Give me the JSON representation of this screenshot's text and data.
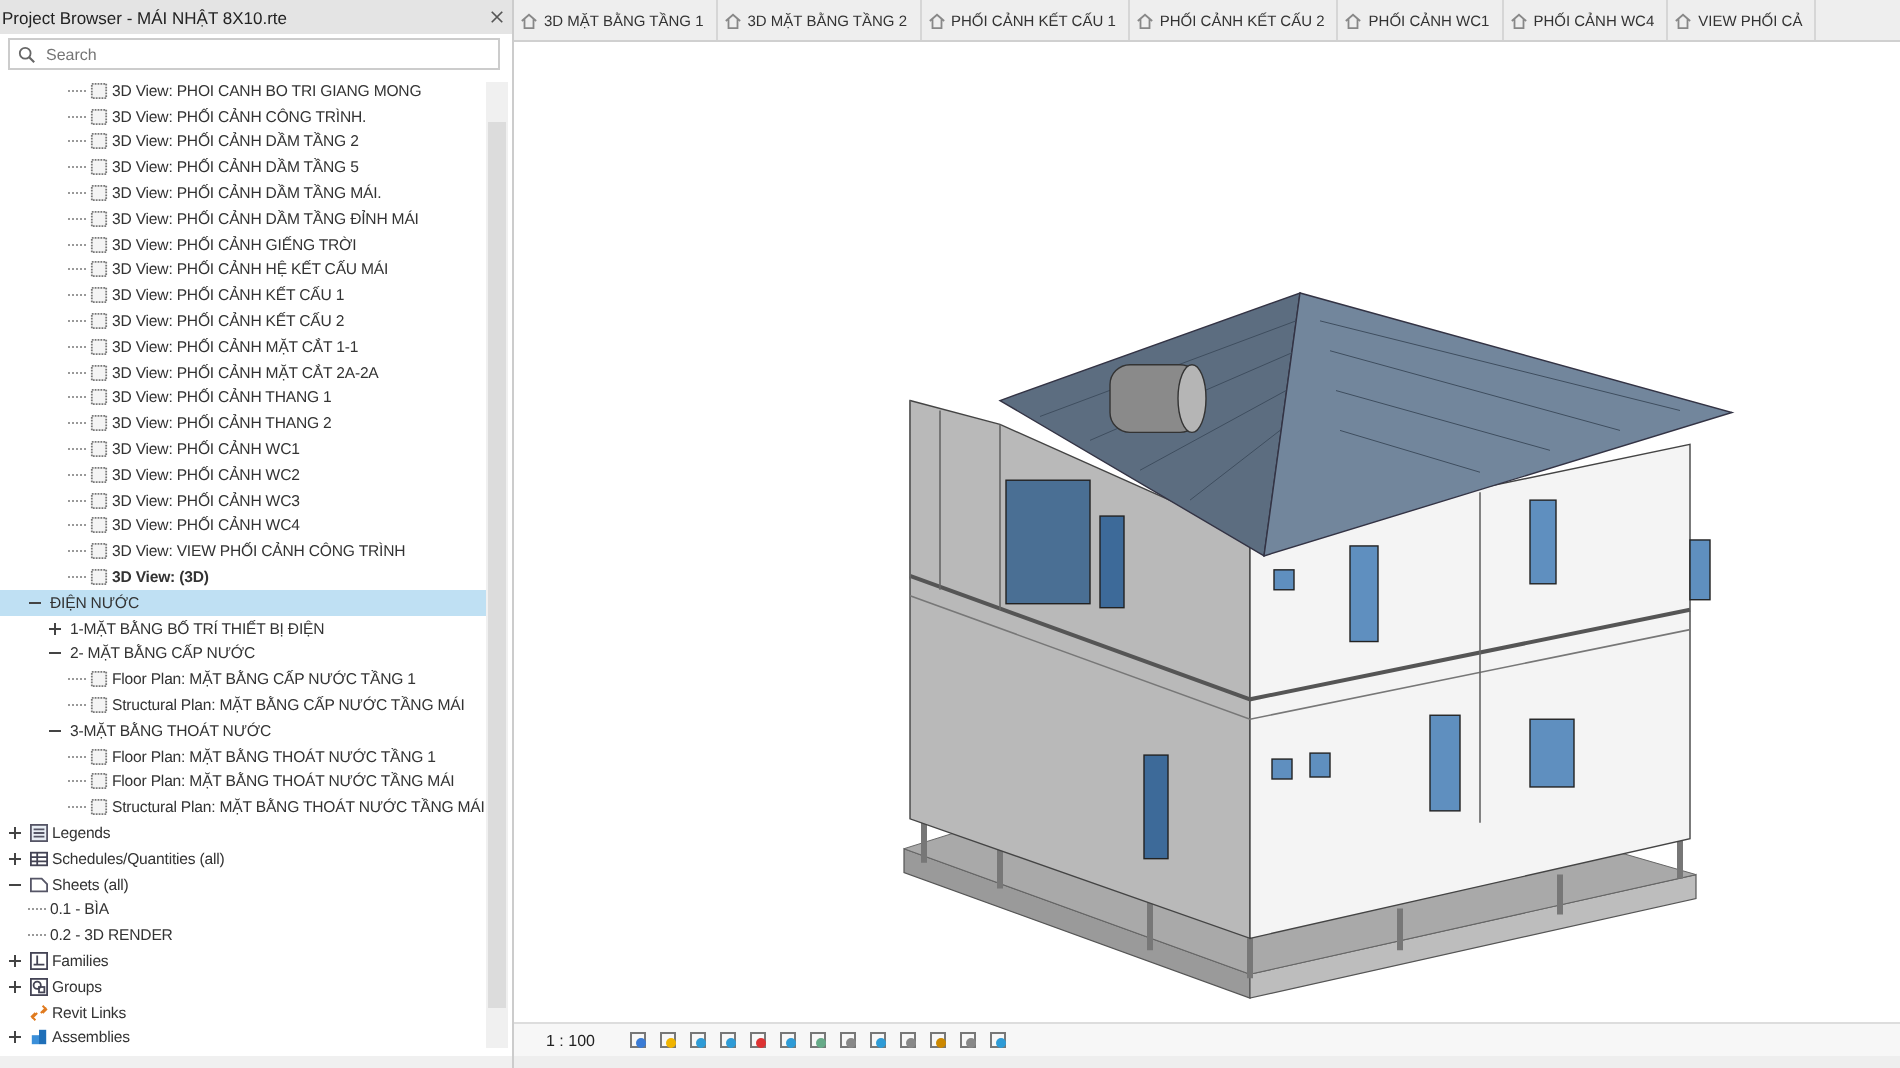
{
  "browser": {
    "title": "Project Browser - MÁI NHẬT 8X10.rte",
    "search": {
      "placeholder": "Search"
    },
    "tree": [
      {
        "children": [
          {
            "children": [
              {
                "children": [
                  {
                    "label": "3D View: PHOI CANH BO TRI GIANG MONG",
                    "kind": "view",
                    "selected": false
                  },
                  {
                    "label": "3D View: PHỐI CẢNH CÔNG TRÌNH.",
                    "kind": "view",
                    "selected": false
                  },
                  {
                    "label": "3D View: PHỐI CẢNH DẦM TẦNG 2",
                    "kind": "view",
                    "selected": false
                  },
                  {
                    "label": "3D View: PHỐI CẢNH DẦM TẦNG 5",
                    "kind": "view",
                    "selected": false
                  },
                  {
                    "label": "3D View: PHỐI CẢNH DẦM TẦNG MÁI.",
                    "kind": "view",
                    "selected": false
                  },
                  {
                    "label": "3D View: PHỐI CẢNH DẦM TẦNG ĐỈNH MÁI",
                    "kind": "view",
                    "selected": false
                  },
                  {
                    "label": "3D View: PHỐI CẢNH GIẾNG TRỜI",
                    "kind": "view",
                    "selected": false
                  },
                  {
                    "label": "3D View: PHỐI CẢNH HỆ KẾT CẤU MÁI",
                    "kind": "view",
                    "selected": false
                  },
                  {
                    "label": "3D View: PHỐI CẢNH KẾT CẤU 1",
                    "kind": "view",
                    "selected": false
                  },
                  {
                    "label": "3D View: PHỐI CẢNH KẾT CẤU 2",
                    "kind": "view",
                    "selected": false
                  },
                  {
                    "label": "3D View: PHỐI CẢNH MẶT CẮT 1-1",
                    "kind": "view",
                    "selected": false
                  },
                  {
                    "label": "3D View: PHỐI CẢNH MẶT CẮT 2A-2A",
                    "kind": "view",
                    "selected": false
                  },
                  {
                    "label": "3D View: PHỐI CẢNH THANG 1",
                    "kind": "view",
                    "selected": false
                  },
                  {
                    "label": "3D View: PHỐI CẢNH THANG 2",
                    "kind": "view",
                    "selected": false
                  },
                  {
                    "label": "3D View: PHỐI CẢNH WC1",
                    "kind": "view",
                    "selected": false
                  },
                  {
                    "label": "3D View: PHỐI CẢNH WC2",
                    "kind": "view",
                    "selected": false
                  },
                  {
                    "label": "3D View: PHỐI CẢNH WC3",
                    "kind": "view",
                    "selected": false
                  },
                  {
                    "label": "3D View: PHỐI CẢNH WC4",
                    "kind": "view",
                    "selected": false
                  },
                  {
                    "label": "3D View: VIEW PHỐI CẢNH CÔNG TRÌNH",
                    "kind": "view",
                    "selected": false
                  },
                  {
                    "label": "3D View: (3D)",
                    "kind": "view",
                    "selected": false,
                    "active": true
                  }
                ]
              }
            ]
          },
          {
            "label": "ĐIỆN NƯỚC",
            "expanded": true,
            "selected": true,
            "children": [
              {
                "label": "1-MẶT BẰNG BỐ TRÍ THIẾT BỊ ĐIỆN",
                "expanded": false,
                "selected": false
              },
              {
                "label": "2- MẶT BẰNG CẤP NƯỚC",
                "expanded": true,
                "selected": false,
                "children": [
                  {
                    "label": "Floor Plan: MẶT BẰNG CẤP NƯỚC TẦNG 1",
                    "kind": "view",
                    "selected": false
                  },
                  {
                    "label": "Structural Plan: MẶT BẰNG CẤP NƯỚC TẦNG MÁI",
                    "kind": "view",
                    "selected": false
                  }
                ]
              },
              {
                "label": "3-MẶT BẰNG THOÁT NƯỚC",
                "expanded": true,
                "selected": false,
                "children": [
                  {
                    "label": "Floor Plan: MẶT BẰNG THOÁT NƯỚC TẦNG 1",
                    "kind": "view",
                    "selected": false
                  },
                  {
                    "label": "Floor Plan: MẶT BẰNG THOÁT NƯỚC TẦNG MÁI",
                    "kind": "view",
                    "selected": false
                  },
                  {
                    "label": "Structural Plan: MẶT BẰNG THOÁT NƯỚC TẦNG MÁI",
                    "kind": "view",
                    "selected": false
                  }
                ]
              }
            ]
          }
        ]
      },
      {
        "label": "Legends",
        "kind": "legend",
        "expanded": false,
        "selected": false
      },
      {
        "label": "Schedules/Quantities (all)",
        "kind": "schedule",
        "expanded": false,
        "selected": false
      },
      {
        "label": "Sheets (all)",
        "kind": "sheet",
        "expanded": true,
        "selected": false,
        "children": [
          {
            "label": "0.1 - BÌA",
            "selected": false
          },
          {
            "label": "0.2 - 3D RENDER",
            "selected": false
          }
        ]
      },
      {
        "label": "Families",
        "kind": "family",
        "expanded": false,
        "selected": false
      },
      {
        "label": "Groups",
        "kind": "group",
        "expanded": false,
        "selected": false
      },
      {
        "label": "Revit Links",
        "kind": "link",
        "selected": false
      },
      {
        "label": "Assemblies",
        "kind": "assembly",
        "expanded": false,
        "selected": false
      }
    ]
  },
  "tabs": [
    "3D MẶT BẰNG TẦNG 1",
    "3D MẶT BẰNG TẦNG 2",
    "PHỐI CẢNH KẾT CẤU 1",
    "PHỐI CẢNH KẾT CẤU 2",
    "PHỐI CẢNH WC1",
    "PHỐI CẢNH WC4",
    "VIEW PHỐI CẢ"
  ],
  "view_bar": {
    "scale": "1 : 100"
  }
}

* * *

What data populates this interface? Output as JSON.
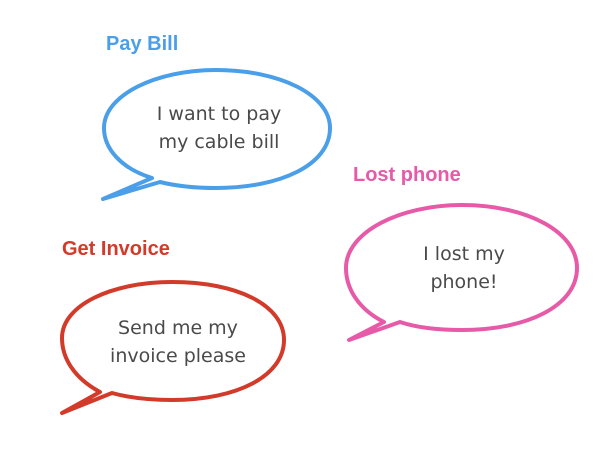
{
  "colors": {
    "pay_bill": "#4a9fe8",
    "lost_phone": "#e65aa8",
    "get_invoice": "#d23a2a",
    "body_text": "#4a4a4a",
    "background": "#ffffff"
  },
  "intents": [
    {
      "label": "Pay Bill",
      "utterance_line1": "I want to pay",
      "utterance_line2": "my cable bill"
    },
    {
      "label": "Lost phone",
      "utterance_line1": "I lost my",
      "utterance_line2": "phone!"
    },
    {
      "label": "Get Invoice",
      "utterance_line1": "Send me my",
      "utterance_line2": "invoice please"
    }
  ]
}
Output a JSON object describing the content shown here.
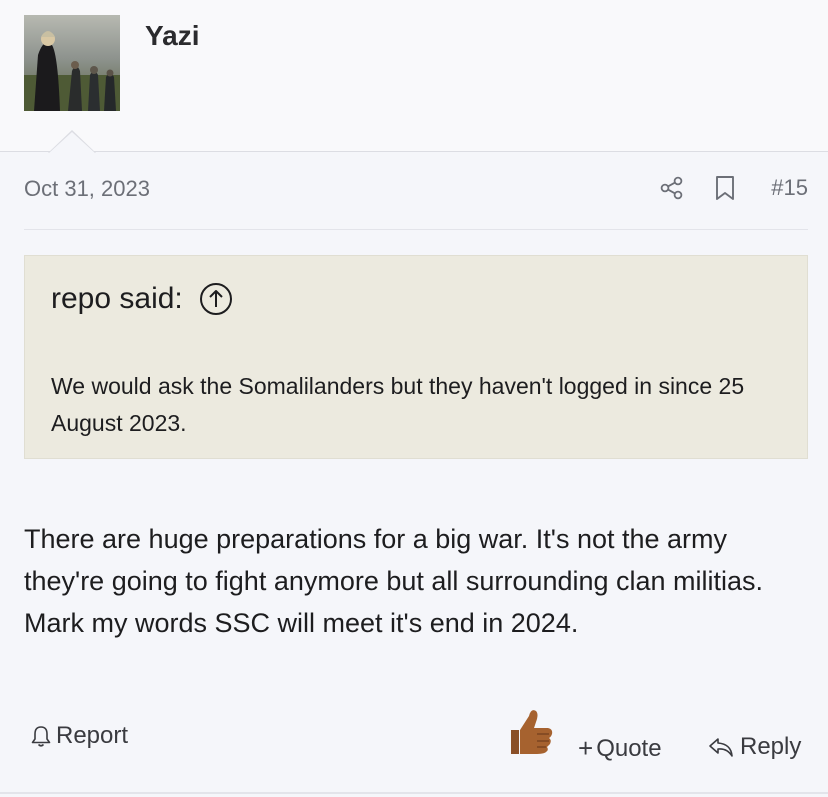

---

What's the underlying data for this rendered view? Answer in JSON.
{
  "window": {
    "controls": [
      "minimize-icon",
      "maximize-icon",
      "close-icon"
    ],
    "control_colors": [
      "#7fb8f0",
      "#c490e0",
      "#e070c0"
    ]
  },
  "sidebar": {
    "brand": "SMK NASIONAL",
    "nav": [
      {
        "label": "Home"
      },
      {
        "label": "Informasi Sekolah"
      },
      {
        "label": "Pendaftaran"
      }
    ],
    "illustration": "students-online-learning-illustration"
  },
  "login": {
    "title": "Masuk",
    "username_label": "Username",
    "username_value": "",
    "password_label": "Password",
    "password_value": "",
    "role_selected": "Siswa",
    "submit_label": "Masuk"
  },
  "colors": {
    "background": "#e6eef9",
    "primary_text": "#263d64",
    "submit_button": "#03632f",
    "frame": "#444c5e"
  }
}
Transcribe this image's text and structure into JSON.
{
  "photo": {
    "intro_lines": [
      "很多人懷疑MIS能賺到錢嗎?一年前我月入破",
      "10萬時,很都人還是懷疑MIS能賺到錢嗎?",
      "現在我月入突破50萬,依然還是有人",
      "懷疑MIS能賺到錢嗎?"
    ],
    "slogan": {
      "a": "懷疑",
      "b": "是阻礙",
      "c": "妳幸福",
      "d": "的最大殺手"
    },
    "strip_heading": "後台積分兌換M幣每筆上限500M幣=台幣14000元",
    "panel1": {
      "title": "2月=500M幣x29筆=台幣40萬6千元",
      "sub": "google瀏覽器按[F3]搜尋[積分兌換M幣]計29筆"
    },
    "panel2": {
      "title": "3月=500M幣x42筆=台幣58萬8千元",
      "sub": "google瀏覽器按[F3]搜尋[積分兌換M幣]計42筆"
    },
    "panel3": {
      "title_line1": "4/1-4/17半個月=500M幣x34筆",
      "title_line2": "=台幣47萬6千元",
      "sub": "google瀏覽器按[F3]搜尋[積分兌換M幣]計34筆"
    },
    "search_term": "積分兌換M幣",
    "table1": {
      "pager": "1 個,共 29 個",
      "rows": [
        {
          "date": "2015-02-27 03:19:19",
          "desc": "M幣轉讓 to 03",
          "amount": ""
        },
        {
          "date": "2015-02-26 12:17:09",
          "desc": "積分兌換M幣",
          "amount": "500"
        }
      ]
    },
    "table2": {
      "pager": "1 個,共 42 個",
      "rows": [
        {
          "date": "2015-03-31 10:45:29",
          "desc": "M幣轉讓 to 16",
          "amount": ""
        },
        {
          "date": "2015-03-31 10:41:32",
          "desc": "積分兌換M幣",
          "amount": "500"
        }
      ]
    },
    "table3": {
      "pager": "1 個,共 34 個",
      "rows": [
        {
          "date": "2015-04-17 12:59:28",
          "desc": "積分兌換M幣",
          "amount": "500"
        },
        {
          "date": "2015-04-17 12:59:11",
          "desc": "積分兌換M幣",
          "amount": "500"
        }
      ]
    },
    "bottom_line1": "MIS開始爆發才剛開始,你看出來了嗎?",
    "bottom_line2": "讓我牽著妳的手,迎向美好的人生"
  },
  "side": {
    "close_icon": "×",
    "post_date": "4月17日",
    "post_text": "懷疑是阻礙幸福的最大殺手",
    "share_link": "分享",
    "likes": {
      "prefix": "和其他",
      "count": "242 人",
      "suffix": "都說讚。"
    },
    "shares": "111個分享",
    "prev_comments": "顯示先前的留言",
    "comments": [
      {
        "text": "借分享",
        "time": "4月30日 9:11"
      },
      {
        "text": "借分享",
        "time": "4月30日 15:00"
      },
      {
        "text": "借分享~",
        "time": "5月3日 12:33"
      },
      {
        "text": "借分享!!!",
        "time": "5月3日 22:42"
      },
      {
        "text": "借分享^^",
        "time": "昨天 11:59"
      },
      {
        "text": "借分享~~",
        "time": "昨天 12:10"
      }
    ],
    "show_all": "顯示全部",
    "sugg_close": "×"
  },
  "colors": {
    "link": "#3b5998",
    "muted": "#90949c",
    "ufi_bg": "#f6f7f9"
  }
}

--- Problem requirements ---
Make an exact copy of the lines from the one that contains "What data populates" through the one that contains "Output a JSON", both included, and no other lines. Pictures are skipped.

--- Response to this exercise ---
What data populates this interface? Output as JSON.
{
  "colors": {
    "pay_bill": "#4a9fe8",
    "lost_phone": "#e65aa8",
    "get_invoice": "#d23a2a",
    "body_text": "#4a4a4a",
    "background": "#ffffff"
  },
  "intents": [
    {
      "label": "Pay Bill",
      "utterance_line1": "I want to pay",
      "utterance_line2": "my cable bill"
    },
    {
      "label": "Lost phone",
      "utterance_line1": "I lost my",
      "utterance_line2": "phone!"
    },
    {
      "label": "Get Invoice",
      "utterance_line1": "Send me my",
      "utterance_line2": "invoice please"
    }
  ]
}
Output a JSON object describing the content shown here.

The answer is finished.